Data records for software interfaces:

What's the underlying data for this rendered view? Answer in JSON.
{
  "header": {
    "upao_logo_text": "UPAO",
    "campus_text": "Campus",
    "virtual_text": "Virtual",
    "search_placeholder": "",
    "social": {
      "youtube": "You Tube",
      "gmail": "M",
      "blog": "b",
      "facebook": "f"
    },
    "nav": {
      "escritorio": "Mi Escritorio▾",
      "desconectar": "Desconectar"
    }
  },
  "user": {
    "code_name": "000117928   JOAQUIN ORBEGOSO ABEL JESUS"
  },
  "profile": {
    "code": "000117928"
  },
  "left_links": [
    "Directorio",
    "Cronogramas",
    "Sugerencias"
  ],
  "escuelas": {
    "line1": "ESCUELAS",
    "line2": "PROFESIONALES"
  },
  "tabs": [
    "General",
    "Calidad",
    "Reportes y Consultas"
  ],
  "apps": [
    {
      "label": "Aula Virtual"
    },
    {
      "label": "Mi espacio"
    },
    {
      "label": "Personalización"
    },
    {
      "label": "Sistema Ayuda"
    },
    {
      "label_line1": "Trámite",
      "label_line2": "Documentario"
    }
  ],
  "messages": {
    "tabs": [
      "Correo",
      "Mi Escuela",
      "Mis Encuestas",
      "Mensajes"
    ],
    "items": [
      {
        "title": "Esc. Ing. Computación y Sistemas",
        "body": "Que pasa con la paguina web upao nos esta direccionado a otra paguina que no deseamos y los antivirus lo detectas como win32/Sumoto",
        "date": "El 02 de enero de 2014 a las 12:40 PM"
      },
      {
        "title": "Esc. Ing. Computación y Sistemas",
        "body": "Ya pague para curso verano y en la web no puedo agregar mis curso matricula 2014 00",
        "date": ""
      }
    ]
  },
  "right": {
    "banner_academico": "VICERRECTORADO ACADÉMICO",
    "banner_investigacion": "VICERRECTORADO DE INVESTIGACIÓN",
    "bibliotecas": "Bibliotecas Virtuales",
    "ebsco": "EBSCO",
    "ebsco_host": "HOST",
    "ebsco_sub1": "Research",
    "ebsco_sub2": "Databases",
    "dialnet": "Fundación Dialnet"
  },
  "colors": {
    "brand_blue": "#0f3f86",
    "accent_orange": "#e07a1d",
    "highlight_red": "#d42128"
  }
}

Exercise prompt:
Pull every line with the string "date" from the data above.

Task solution:
        "date": "El 02 de enero de 2014 a las 12:40 PM"
        "date": ""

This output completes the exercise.